AIM OF THE EXERCISE: Pick out the lines below that include the string "JSON".

--- START EXCERPTED DATA ---

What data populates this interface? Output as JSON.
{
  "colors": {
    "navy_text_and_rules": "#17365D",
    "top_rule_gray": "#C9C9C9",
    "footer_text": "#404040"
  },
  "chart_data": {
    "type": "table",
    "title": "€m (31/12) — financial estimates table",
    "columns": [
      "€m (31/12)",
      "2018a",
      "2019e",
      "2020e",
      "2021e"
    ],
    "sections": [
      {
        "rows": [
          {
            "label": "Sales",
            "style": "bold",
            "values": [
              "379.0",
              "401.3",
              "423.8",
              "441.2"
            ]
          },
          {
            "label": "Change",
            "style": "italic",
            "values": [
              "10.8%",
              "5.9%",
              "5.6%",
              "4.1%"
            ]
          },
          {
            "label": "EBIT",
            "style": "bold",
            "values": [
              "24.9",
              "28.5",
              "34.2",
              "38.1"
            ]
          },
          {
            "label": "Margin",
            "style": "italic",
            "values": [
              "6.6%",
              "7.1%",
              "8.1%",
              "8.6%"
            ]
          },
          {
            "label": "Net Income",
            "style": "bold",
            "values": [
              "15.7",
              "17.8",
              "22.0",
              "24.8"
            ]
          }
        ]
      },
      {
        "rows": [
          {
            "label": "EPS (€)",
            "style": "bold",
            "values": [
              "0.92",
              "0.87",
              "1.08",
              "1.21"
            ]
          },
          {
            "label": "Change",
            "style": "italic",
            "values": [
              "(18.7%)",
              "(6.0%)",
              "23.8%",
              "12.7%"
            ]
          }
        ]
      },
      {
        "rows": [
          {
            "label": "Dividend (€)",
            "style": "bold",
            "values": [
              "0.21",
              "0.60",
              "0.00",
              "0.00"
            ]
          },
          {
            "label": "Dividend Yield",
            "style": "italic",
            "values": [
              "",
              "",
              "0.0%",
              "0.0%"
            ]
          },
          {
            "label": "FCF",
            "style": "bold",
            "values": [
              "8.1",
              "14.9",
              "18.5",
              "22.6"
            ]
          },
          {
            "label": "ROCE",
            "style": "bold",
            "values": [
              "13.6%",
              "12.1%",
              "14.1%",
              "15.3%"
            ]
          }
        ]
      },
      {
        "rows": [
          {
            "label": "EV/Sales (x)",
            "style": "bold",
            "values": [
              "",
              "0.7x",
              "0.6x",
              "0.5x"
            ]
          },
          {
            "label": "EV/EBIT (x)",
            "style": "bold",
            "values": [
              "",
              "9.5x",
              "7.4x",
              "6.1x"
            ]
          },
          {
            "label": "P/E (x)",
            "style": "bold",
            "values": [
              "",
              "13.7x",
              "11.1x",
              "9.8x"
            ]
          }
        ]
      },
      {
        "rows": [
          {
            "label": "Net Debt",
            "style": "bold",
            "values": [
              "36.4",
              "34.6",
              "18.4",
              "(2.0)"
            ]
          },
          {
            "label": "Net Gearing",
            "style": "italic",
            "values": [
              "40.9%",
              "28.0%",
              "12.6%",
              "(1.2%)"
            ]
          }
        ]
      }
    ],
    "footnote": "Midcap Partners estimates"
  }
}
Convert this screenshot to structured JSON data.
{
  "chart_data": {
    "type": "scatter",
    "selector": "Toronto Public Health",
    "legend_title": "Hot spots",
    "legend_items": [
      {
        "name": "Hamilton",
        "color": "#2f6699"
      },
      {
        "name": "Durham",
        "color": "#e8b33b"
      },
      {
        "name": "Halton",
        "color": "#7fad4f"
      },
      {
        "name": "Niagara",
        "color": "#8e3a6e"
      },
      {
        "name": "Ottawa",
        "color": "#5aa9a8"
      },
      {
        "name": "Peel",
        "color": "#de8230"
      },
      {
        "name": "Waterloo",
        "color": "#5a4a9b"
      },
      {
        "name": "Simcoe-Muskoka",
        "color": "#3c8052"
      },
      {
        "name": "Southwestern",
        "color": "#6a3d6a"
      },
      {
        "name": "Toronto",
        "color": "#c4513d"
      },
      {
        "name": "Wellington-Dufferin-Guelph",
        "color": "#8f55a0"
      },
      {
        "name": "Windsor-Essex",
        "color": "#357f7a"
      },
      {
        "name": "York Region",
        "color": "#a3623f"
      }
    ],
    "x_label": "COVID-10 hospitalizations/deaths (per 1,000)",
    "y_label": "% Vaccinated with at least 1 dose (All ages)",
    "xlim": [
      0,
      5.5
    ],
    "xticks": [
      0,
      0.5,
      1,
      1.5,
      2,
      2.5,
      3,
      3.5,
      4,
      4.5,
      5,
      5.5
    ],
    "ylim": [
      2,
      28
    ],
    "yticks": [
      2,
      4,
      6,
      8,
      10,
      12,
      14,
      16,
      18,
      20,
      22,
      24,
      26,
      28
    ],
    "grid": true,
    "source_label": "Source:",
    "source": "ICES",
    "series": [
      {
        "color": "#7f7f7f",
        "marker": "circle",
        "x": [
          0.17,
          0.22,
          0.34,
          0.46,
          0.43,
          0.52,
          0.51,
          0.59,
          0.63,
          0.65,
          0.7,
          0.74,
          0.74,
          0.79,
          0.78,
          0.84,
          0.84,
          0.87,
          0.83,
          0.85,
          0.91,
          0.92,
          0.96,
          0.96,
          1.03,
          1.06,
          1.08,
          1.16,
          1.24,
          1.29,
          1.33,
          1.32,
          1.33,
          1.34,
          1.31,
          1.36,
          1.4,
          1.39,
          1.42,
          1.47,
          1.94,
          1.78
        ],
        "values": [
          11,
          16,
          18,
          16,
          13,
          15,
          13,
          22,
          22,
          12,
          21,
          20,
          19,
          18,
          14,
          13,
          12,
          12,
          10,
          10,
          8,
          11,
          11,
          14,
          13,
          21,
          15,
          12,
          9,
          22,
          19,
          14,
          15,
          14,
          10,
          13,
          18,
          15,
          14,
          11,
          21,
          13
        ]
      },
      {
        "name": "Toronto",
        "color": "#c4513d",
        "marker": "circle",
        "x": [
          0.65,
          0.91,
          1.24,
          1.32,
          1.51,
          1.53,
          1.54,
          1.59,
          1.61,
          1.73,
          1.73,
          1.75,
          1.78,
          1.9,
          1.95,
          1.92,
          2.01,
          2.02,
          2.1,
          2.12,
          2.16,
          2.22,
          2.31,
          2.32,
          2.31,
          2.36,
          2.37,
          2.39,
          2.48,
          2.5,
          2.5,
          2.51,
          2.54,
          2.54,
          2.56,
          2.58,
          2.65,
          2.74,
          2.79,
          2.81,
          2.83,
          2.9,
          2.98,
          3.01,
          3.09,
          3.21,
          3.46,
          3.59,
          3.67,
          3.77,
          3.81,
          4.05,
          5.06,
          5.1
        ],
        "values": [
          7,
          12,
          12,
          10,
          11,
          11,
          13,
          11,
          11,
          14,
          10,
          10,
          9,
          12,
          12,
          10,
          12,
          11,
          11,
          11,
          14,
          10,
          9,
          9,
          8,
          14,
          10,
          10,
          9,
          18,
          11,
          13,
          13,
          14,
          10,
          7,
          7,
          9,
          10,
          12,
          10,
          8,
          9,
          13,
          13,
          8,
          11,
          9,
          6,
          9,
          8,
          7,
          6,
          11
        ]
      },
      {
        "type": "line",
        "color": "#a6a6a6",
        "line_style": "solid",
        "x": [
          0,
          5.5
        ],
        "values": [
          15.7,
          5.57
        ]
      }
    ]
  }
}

--- END EXCERPTED DATA ---

PROBLEM SOLUTION:
What data populates this interface? Output as JSON.
Convert this screenshot to structured JSON data.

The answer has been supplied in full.